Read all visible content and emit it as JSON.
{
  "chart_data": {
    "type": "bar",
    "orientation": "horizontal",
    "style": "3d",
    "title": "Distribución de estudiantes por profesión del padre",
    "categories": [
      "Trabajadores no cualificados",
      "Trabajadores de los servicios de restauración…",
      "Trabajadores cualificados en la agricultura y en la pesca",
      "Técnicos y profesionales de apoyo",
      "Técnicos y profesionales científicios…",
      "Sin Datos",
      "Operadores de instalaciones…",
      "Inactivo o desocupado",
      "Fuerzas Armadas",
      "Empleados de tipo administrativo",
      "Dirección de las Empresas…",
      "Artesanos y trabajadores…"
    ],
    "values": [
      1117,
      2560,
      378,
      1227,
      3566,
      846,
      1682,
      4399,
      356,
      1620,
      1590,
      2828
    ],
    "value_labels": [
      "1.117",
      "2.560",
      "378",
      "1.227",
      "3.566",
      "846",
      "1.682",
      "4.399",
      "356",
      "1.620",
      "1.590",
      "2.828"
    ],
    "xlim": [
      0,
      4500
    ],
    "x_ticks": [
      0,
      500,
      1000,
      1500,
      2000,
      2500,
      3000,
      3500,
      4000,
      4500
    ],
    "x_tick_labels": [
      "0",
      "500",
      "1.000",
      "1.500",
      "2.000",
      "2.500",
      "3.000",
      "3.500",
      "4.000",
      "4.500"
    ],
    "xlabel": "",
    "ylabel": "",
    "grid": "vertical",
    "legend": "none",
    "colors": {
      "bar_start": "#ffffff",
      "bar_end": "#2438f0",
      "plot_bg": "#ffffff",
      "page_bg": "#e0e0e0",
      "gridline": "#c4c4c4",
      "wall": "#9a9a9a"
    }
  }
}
##############################
Using the entries above, please restate each one word for word.

■ Answer for the task ■
Read all visible content and emit it as JSON.
{
  "chart_data": {
    "type": "bar",
    "orientation": "horizontal",
    "style": "3d",
    "title": "Distribución de estudiantes por profesión del padre",
    "categories": [
      "Trabajadores no cualificados",
      "Trabajadores de los servicios de restauración…",
      "Trabajadores cualificados en la agricultura y en la pesca",
      "Técnicos y profesionales de apoyo",
      "Técnicos y profesionales científicios…",
      "Sin Datos",
      "Operadores de instalaciones…",
      "Inactivo o desocupado",
      "Fuerzas Armadas",
      "Empleados de tipo administrativo",
      "Dirección de las Empresas…",
      "Artesanos y trabajadores…"
    ],
    "values": [
      1117,
      2560,
      378,
      1227,
      3566,
      846,
      1682,
      4399,
      356,
      1620,
      1590,
      2828
    ],
    "value_labels": [
      "1.117",
      "2.560",
      "378",
      "1.227",
      "3.566",
      "846",
      "1.682",
      "4.399",
      "356",
      "1.620",
      "1.590",
      "2.828"
    ],
    "xlim": [
      0,
      4500
    ],
    "x_ticks": [
      0,
      500,
      1000,
      1500,
      2000,
      2500,
      3000,
      3500,
      4000,
      4500
    ],
    "x_tick_labels": [
      "0",
      "500",
      "1.000",
      "1.500",
      "2.000",
      "2.500",
      "3.000",
      "3.500",
      "4.000",
      "4.500"
    ],
    "xlabel": "",
    "ylabel": "",
    "grid": "vertical",
    "legend": "none",
    "colors": {
      "bar_start": "#ffffff",
      "bar_end": "#2438f0",
      "plot_bg": "#ffffff",
      "page_bg": "#e0e0e0",
      "gridline": "#c4c4c4",
      "wall": "#9a9a9a"
    }
  }
}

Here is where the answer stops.